WHAT THIS TASK INVOLVES -> Every entry must be repeated exactly. Exclude all pictures.
○ ○ ○ ○
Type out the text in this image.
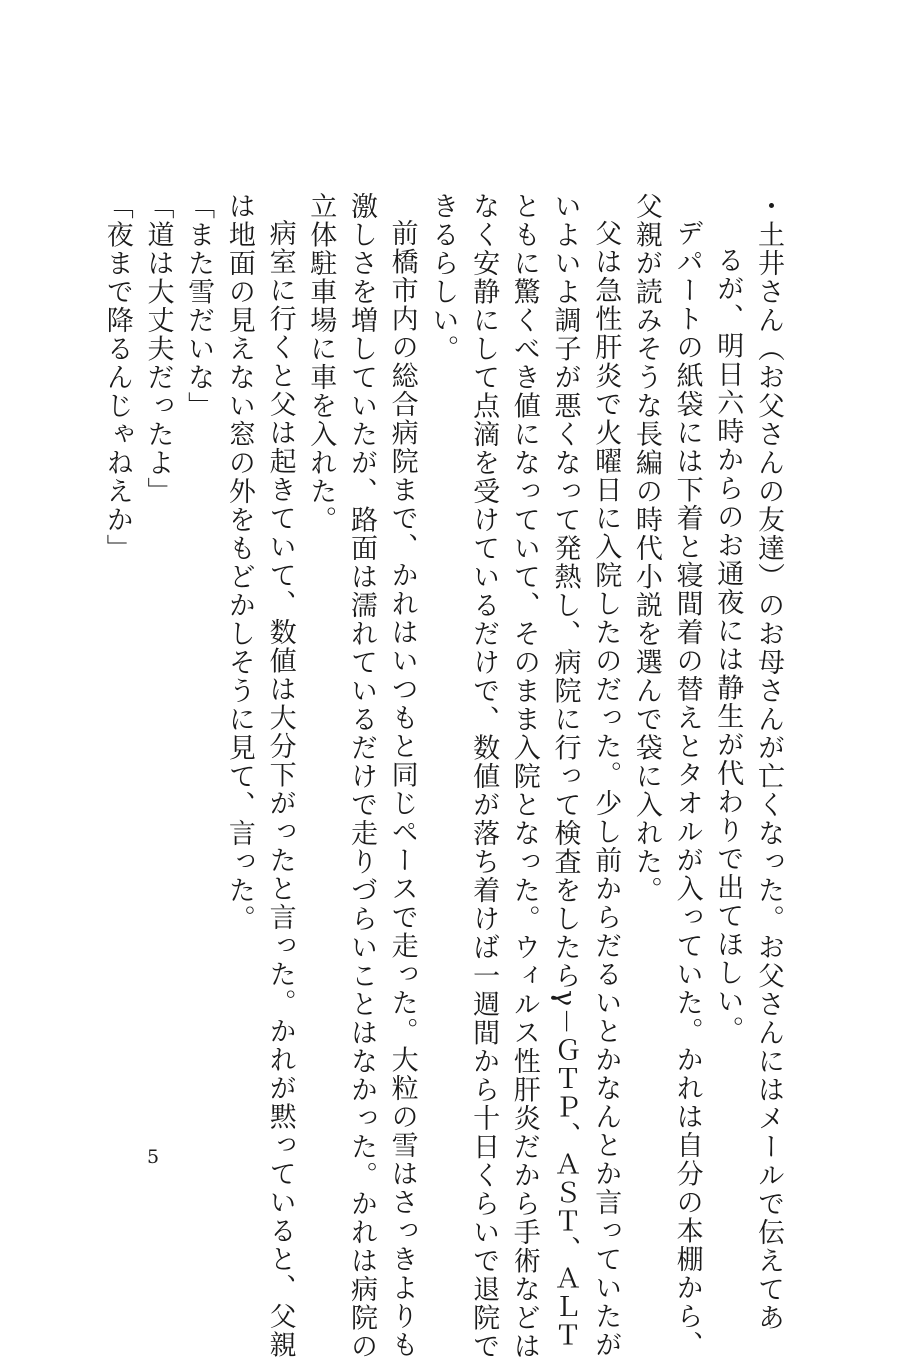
・土井さん（お父さんの友達）のお母さんが亡くなった。お父さんにはメールで伝えてあ
るが、明日六時からのお通夜には静生が代わりで出てほしい。
デパートの紙袋には下着と寝間着の替えとタオルが入っていた。かれは自分の本棚から、
父親が読みそうな長編の時代小説を選んで袋に入れた。
父は急性肝炎で火曜日に入院したのだった。少し前からだるいとかなんとか言っていたが
いよいよ調子が悪くなって発熱し、病院に行って検査をしたらγ－ＧＴＰ、ＡＳＴ、ＡＬＴ
ともに驚くべき値になっていて、そのまま入院となった。ウィルス性肝炎だから手術などは
なく安静にして点滴を受けているだけで、数値が落ち着けば一週間から十日くらいで退院で
きるらしい。
前橋市内の総合病院まで、かれはいつもと同じペースで走った。大粒の雪はさっきよりも
激しさを増していたが、路面は濡れているだけで走りづらいことはなかった。かれは病院の
立体駐車場に車を入れた。
病室に行くと父は起きていて、数値は大分下がったと言った。かれが黙っていると、父親
は地面の見えない窓の外をもどかしそうに見て、言った。
「また雪だいな」
「道は大丈夫だったよ」
「夜まで降るんじゃねえか」
5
○ ○ ○ ○
RESULT FOR THIS TASK ->
Type out the text in this image.
・土井さん（お父さんの友達）のお母さんが亡くなった。お父さんにはメールで伝えてあ
るが、明日六時からのお通夜には静生が代わりで出てほしい。
デパートの紙袋には下着と寝間着の替えとタオルが入っていた。かれは自分の本棚から、
父親が読みそうな長編の時代小説を選んで袋に入れた。
父は急性肝炎で火曜日に入院したのだった。少し前からだるいとかなんとか言っていたが
いよいよ調子が悪くなって発熱し、病院に行って検査をしたらγ－ＧＴＰ、ＡＳＴ、ＡＬＴ
ともに驚くべき値になっていて、そのまま入院となった。ウィルス性肝炎だから手術などは
なく安静にして点滴を受けているだけで、数値が落ち着けば一週間から十日くらいで退院で
きるらしい。
前橋市内の総合病院まで、かれはいつもと同じペースで走った。大粒の雪はさっきよりも
激しさを増していたが、路面は濡れているだけで走りづらいことはなかった。かれは病院の
立体駐車場に車を入れた。
病室に行くと父は起きていて、数値は大分下がったと言った。かれが黙っていると、父親
は地面の見えない窓の外をもどかしそうに見て、言った。
「また雪だいな」
「道は大丈夫だったよ」
「夜まで降るんじゃねえか」
5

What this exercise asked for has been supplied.